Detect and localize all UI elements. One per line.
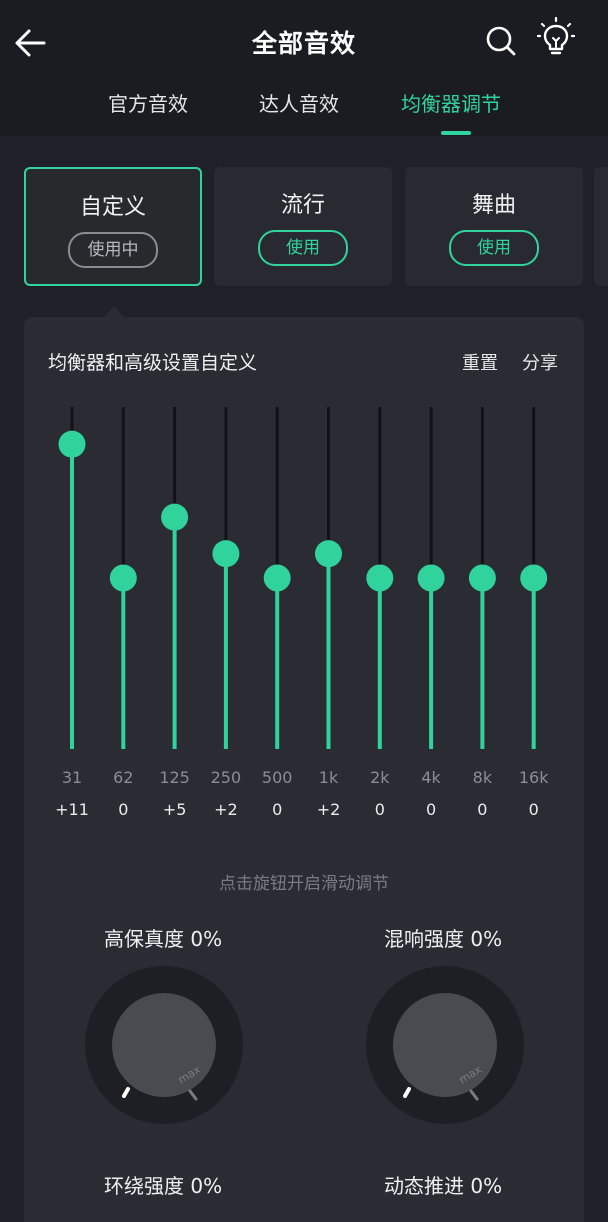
eq-gain-label: +5 bbox=[162, 800, 187, 819]
eq-gain-label: +2 bbox=[316, 800, 341, 819]
eq-gain-label: 0 bbox=[477, 800, 488, 819]
eq-gain-label: 0 bbox=[272, 800, 283, 819]
eq-freq-label: 4k bbox=[421, 768, 441, 787]
eq-handle-1k[interactable] bbox=[315, 540, 342, 568]
equalizer-panel: 均衡器和高级设置自定义 重置 分享 31 +11 62 0 125 +5 250 +2 500 0… bbox=[24, 317, 584, 1222]
eq-handle-250[interactable] bbox=[212, 540, 240, 568]
eq-freq-label: 250 bbox=[210, 768, 242, 787]
eq-freq-label: 62 bbox=[113, 768, 134, 787]
equalizer-sliders[interactable] bbox=[24, 317, 584, 757]
eq-handle-125[interactable] bbox=[161, 503, 189, 531]
eq-handle-16k[interactable] bbox=[520, 564, 548, 592]
knob-hint: 点击旋钮开启滑动调节 bbox=[219, 874, 389, 894]
knob-label-reverb: 混响强度 0% bbox=[384, 927, 503, 951]
eq-freq-label: 31 bbox=[61, 768, 83, 787]
preset-use-button[interactable]: 使用 bbox=[449, 230, 539, 266]
eq-gain-label: +2 bbox=[214, 800, 238, 819]
preset-card-pop[interactable]: 流行 使用 bbox=[214, 167, 392, 286]
reverb-knob[interactable]: max bbox=[365, 965, 525, 1129]
search-button[interactable] bbox=[482, 22, 520, 60]
eq-gain-label: 0 bbox=[528, 800, 539, 819]
tips-button[interactable] bbox=[536, 16, 576, 60]
preset-use-button[interactable]: 使用 bbox=[258, 230, 348, 266]
lightbulb-icon bbox=[536, 16, 576, 55]
eq-handle-4k[interactable] bbox=[417, 564, 445, 592]
knob-label-dynamic: 动态推进 0% bbox=[384, 1174, 503, 1198]
eq-gain-label: 0 bbox=[374, 800, 385, 819]
eq-handle-62[interactable] bbox=[109, 564, 137, 592]
eq-freq-label: 500 bbox=[261, 768, 293, 787]
eq-freq-label: 8k bbox=[472, 768, 493, 787]
eq-freq-label: 125 bbox=[159, 768, 190, 787]
eq-handle-8k[interactable] bbox=[468, 564, 496, 592]
knob-label-surround: 环绕强度 0% bbox=[104, 1174, 223, 1198]
tab-equalizer[interactable]: 均衡器调节 bbox=[401, 88, 501, 117]
eq-freq-label: 2k bbox=[370, 768, 390, 787]
eq-gain-label: 0 bbox=[118, 800, 129, 819]
panel-pointer bbox=[104, 306, 124, 317]
eq-handle-31[interactable] bbox=[58, 430, 86, 458]
preset-name: 自定义 bbox=[79, 195, 146, 220]
search-icon bbox=[486, 26, 516, 56]
eq-freq-label: 1k bbox=[318, 768, 339, 787]
knob-label-fidelity: 高保真度 0% bbox=[104, 927, 223, 951]
preset-card-dance[interactable]: 舞曲 使用 bbox=[405, 167, 583, 286]
fidelity-knob[interactable]: max bbox=[84, 965, 244, 1129]
preset-in-use-badge[interactable]: 使用中 bbox=[68, 232, 158, 268]
preset-card-custom[interactable]: 自定义 使用中 bbox=[24, 167, 202, 286]
eq-gain-label: 0 bbox=[426, 800, 437, 819]
active-tab-indicator bbox=[441, 131, 471, 135]
eq-gain-label: +11 bbox=[55, 800, 89, 819]
tab-official-effects[interactable]: 官方音效 bbox=[108, 88, 188, 117]
top-bar: 全部音效 官方音效 达人音效 均衡器调节 bbox=[0, 0, 608, 136]
eq-freq-label: 16k bbox=[518, 768, 549, 787]
preset-name: 舞曲 bbox=[471, 193, 516, 218]
tab-creator-effects[interactable]: 达人音效 bbox=[259, 88, 339, 117]
preset-name: 流行 bbox=[280, 193, 325, 218]
eq-handle-2k[interactable] bbox=[366, 564, 394, 592]
eq-handle-500[interactable] bbox=[263, 564, 291, 592]
preset-card-next[interactable] bbox=[594, 167, 608, 286]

▸ **WHAT YOU SHOULD DO**: Print the material above verbatim from start to finish, omitting the picture.

▸ **RIGHT ANSWER**:
Detect and localize all UI elements. One per line.
eq-gain-label: +5 bbox=[162, 800, 187, 819]
eq-gain-label: +2 bbox=[316, 800, 341, 819]
eq-gain-label: 0 bbox=[477, 800, 488, 819]
eq-gain-label: 0 bbox=[272, 800, 283, 819]
eq-freq-label: 4k bbox=[421, 768, 441, 787]
eq-handle-1k[interactable] bbox=[315, 540, 342, 568]
equalizer-panel: 均衡器和高级设置自定义 重置 分享 31 +11 62 0 125 +5 250 +2 500 0… bbox=[24, 317, 584, 1222]
eq-handle-250[interactable] bbox=[212, 540, 240, 568]
eq-freq-label: 250 bbox=[210, 768, 242, 787]
eq-freq-label: 62 bbox=[113, 768, 134, 787]
equalizer-sliders[interactable] bbox=[24, 317, 584, 757]
eq-handle-125[interactable] bbox=[161, 503, 189, 531]
eq-handle-16k[interactable] bbox=[520, 564, 548, 592]
knob-hint: 点击旋钮开启滑动调节 bbox=[219, 874, 389, 894]
knob-label-reverb: 混响强度 0% bbox=[384, 927, 503, 951]
eq-freq-label: 31 bbox=[61, 768, 83, 787]
preset-use-button[interactable]: 使用 bbox=[449, 230, 539, 266]
eq-gain-label: +2 bbox=[214, 800, 238, 819]
preset-card-pop[interactable]: 流行 使用 bbox=[214, 167, 392, 286]
reverb-knob[interactable]: max bbox=[365, 965, 525, 1129]
search-button[interactable] bbox=[482, 22, 520, 60]
eq-gain-label: 0 bbox=[528, 800, 539, 819]
tips-button[interactable] bbox=[536, 16, 576, 60]
preset-use-button[interactable]: 使用 bbox=[258, 230, 348, 266]
lightbulb-icon bbox=[536, 16, 576, 55]
eq-handle-4k[interactable] bbox=[417, 564, 445, 592]
knob-label-dynamic: 动态推进 0% bbox=[384, 1174, 503, 1198]
eq-gain-label: 0 bbox=[374, 800, 385, 819]
eq-handle-62[interactable] bbox=[109, 564, 137, 592]
eq-freq-label: 500 bbox=[261, 768, 293, 787]
eq-freq-label: 8k bbox=[472, 768, 493, 787]
eq-freq-label: 125 bbox=[159, 768, 190, 787]
eq-handle-8k[interactable] bbox=[468, 564, 496, 592]
knob-label-surround: 环绕强度 0% bbox=[104, 1174, 223, 1198]
tab-equalizer[interactable]: 均衡器调节 bbox=[401, 88, 501, 117]
eq-freq-label: 2k bbox=[370, 768, 390, 787]
eq-gain-label: 0 bbox=[118, 800, 129, 819]
panel-pointer bbox=[104, 306, 124, 317]
eq-handle-31[interactable] bbox=[58, 430, 86, 458]
preset-name: 自定义 bbox=[79, 195, 146, 220]
search-icon bbox=[486, 26, 516, 56]
eq-freq-label: 1k bbox=[318, 768, 339, 787]
knob-label-fidelity: 高保真度 0% bbox=[104, 927, 223, 951]
preset-card-dance[interactable]: 舞曲 使用 bbox=[405, 167, 583, 286]
fidelity-knob[interactable]: max bbox=[84, 965, 244, 1129]
preset-in-use-badge[interactable]: 使用中 bbox=[68, 232, 158, 268]
preset-card-custom[interactable]: 自定义 使用中 bbox=[24, 167, 202, 286]
eq-gain-label: 0 bbox=[426, 800, 437, 819]
active-tab-indicator bbox=[441, 131, 471, 135]
eq-gain-label: +11 bbox=[55, 800, 89, 819]
tab-official-effects[interactable]: 官方音效 bbox=[108, 88, 188, 117]
top-bar: 全部音效 官方音效 达人音效 均衡器调节 bbox=[0, 0, 608, 136]
eq-freq-label: 16k bbox=[518, 768, 549, 787]
preset-name: 舞曲 bbox=[471, 193, 516, 218]
tab-creator-effects[interactable]: 达人音效 bbox=[259, 88, 339, 117]
preset-name: 流行 bbox=[280, 193, 325, 218]
eq-handle-2k[interactable] bbox=[366, 564, 394, 592]
eq-handle-500[interactable] bbox=[263, 564, 291, 592]
preset-card-next[interactable] bbox=[594, 167, 608, 286]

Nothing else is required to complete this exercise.